=== SUPPORTS DE TRAVAIL ===

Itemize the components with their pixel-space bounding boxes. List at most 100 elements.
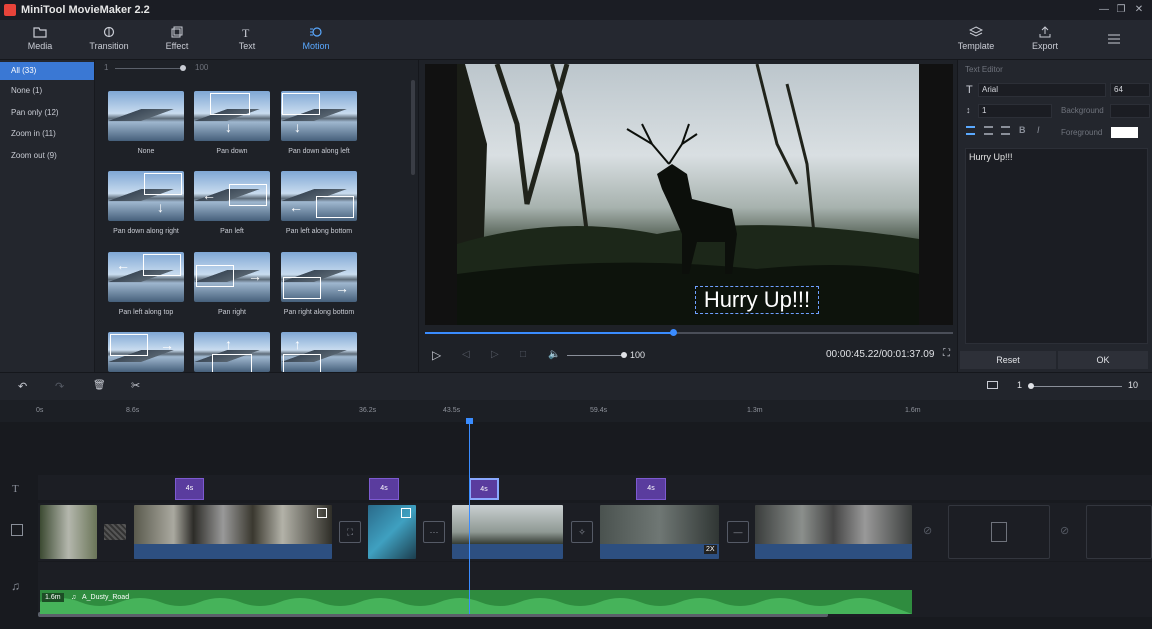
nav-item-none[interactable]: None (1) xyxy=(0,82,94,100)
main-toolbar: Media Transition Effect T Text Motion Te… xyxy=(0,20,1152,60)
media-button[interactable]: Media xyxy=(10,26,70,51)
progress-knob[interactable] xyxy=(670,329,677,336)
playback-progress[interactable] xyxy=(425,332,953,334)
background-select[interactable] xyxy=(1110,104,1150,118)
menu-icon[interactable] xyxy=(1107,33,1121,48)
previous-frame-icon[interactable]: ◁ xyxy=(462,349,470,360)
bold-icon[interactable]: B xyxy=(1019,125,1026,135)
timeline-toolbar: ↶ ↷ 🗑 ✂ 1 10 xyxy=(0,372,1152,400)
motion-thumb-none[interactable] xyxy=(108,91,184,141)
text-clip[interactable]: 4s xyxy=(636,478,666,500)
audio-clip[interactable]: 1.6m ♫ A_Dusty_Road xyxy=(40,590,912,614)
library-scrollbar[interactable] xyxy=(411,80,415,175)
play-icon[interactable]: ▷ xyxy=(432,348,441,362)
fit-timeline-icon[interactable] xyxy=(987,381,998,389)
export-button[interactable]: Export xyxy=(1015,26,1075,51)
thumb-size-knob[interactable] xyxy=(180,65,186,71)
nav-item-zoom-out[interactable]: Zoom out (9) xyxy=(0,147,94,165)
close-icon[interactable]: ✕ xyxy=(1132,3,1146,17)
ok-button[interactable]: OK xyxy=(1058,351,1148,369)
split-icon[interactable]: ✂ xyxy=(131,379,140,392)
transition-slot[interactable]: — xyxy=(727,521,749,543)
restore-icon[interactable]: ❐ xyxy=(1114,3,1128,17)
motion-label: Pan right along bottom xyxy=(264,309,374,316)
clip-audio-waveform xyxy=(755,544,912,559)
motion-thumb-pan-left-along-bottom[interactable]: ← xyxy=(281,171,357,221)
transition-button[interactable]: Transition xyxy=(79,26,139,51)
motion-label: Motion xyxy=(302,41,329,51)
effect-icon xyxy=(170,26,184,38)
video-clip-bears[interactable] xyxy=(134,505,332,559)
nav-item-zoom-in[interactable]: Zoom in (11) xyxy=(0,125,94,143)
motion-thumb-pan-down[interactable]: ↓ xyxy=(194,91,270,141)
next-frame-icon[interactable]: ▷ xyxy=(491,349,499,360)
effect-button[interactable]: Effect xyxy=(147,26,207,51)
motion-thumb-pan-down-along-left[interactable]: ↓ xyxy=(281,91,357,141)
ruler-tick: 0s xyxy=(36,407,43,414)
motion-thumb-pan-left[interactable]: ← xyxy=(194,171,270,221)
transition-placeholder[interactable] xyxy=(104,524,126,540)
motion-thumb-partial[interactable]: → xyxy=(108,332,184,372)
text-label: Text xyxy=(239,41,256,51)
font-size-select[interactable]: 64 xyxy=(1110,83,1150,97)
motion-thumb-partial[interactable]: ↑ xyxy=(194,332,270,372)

===

#### [CONSIGNE]
Renommez « nav-item » en « sidebar-item » dans tous les enregistrements ci-dessus, puis recopiez-les sans autre changement. Omettez les images dans votre réponse.

#### [CORRIGÉ]
Itemize the components with their pixel-space bounding boxes. List at most 100 elements.
sidebar-item-none[interactable]: None (1) xyxy=(0,82,94,100)
main-toolbar: Media Transition Effect T Text Motion Te… xyxy=(0,20,1152,60)
media-button[interactable]: Media xyxy=(10,26,70,51)
progress-knob[interactable] xyxy=(670,329,677,336)
playback-progress[interactable] xyxy=(425,332,953,334)
background-select[interactable] xyxy=(1110,104,1150,118)
menu-icon[interactable] xyxy=(1107,33,1121,48)
previous-frame-icon[interactable]: ◁ xyxy=(462,349,470,360)
bold-icon[interactable]: B xyxy=(1019,125,1026,135)
timeline-toolbar: ↶ ↷ 🗑 ✂ 1 10 xyxy=(0,372,1152,400)
motion-thumb-none[interactable] xyxy=(108,91,184,141)
text-clip[interactable]: 4s xyxy=(636,478,666,500)
audio-clip[interactable]: 1.6m ♫ A_Dusty_Road xyxy=(40,590,912,614)
library-scrollbar[interactable] xyxy=(411,80,415,175)
play-icon[interactable]: ▷ xyxy=(432,348,441,362)
fit-timeline-icon[interactable] xyxy=(987,381,998,389)
export-button[interactable]: Export xyxy=(1015,26,1075,51)
thumb-size-knob[interactable] xyxy=(180,65,186,71)
sidebar-item-zoom-out[interactable]: Zoom out (9) xyxy=(0,147,94,165)
close-icon[interactable]: ✕ xyxy=(1132,3,1146,17)
ok-button[interactable]: OK xyxy=(1058,351,1148,369)
split-icon[interactable]: ✂ xyxy=(131,379,140,392)
transition-slot[interactable]: — xyxy=(727,521,749,543)
restore-icon[interactable]: ❐ xyxy=(1114,3,1128,17)
motion-label: Pan right along bottom xyxy=(264,309,374,316)
clip-audio-waveform xyxy=(755,544,912,559)
motion-thumb-pan-left-along-bottom[interactable]: ← xyxy=(281,171,357,221)
transition-button[interactable]: Transition xyxy=(79,26,139,51)
motion-label: Motion xyxy=(302,41,329,51)
effect-icon xyxy=(170,26,184,38)
video-clip-bears[interactable] xyxy=(134,505,332,559)
sidebar-item-zoom-in[interactable]: Zoom in (11) xyxy=(0,125,94,143)
motion-thumb-pan-down[interactable]: ↓ xyxy=(194,91,270,141)
next-frame-icon[interactable]: ▷ xyxy=(491,349,499,360)
effect-button[interactable]: Effect xyxy=(147,26,207,51)
motion-thumb-pan-down-along-left[interactable]: ↓ xyxy=(281,91,357,141)
ruler-tick: 0s xyxy=(36,407,43,414)
motion-thumb-pan-left[interactable]: ← xyxy=(194,171,270,221)
transition-placeholder[interactable] xyxy=(104,524,126,540)
motion-thumb-partial[interactable]: → xyxy=(108,332,184,372)
text-label: Text xyxy=(239,41,256,51)
font-size-select[interactable]: 64 xyxy=(1110,83,1150,97)
motion-thumb-partial[interactable]: ↑ xyxy=(194,332,270,372)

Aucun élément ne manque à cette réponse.